──────── PROVIDED TEXT ────────

There is no doubt the foster care system in America is overwhelmed. Hundreds of thousands of abused, neglected and homeless children swarm in and out of its complexity. However, America still has a moral obligation to help innocent immigrant children escaping religious, personal,  and sexual persecution who bleed through our borders daily.

Me, a year after being taken from my abusive mother and entering foster care, 1981.
Me, a year after being taken from my abusive mother and entering foster care, 1981.

I know this is not a “popular” school of thought. However, as an advocate for healthier, stronger and safer children, how can I not be proud that my country has the ability to shelter and protect children who are not American, but who come here seeking refuge? Children who come from blood stained streets, homes with no electricity, war-torn towns; children whose last hope rests in this country.

As a former foster child myself, a child that was abused and thrown away,  I know first hand that the system here falters. But I also know that children can come from the darkest place, the dungiest corners of the world, can encounter the most violent atrocities, and be healed. If given the opportunity at a young age, a child can be saved!

Me and my beautiful daughter, 2014.

──────── RAW DATA ────────

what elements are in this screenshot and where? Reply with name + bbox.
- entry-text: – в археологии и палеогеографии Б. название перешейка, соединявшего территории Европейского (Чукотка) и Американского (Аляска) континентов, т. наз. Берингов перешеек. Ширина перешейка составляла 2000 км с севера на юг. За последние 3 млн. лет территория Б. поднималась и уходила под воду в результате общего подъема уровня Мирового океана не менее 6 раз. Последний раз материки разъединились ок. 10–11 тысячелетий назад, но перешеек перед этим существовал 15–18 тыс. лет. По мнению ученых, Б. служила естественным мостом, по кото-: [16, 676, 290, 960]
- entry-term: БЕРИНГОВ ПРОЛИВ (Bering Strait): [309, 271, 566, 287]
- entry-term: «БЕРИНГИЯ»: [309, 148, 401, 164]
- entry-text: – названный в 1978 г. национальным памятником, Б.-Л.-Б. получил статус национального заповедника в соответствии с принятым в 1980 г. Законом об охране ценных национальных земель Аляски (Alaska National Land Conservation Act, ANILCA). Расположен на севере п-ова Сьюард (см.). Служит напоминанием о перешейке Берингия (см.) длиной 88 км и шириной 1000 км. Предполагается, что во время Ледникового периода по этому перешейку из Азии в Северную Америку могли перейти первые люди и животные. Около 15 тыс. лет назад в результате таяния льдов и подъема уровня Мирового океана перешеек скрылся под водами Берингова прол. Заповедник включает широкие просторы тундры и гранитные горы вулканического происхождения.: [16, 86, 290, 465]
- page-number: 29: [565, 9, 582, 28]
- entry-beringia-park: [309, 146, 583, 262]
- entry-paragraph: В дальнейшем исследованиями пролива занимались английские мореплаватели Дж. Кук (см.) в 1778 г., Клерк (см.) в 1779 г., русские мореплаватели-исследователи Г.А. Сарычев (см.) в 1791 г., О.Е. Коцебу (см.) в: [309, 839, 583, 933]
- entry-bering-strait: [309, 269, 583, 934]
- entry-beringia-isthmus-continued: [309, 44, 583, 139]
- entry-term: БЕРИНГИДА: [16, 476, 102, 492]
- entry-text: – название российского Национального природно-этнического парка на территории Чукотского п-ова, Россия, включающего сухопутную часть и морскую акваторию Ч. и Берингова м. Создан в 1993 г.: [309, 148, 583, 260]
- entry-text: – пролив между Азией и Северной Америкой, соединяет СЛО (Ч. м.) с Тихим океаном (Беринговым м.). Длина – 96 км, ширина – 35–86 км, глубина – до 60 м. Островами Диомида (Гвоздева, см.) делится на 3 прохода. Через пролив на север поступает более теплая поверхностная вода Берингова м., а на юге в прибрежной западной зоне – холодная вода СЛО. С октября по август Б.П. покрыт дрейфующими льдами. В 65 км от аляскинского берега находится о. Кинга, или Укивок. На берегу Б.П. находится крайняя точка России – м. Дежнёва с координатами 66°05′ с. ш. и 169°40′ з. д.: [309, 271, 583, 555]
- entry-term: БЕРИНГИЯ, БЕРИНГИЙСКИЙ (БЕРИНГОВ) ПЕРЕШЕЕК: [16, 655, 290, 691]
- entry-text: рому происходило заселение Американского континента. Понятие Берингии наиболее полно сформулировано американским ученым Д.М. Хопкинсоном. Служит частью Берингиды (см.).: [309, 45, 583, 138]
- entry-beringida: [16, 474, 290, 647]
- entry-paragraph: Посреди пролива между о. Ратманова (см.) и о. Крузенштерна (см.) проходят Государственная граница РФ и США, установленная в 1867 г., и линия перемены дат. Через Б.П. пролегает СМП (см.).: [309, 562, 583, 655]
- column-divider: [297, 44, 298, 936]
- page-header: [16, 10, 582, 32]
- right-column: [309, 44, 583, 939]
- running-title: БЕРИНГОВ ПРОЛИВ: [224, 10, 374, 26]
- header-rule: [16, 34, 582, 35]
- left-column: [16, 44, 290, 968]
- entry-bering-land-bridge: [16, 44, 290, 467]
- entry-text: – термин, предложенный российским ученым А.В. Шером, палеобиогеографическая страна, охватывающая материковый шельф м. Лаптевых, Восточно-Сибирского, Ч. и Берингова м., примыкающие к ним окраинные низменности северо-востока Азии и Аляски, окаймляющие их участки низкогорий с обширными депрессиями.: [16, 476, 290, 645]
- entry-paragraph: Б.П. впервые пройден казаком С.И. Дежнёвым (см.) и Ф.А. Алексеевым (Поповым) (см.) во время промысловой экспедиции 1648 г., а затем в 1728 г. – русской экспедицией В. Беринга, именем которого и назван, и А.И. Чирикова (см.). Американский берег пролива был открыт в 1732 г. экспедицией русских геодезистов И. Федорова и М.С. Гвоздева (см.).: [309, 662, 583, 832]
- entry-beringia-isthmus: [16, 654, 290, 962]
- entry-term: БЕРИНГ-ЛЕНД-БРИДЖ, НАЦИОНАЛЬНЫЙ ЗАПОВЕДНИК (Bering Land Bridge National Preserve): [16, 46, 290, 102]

────────

PROBLEMS TO WORK ON —
1) Count the lines in the rows that contain the string "header", with case mattering, and give only the number.
2) Continue the essay about foster care and refugee children from its last sentence.

TASK ANSWERS —
1) 2

2)
Me and my beautiful daughter, 2014.

It is reprehensible that my fellow advocates across many media platforms are condemning the education and support of innocent immigrant (unaccompanied)  children. I question the intention of any advocate who thinks discarding “other people’s children” is the right thing to do, and I wonder if they sleep at night and what they are really advocating.

Let me be clear, I am not a proponent of unrestrained illegal immigration. I am a vehement supporter of national security, and a passionate supporter of national defense.  The children I am referring to are not in any way associated with those that CLEARLY want to bring more drugs or guns into this country. They are not associated with the deplorable terrorist murderers who want to instill fear and mayhem in our streets. Moreover, amongst the drudgery that comes in to this country, are the innocent.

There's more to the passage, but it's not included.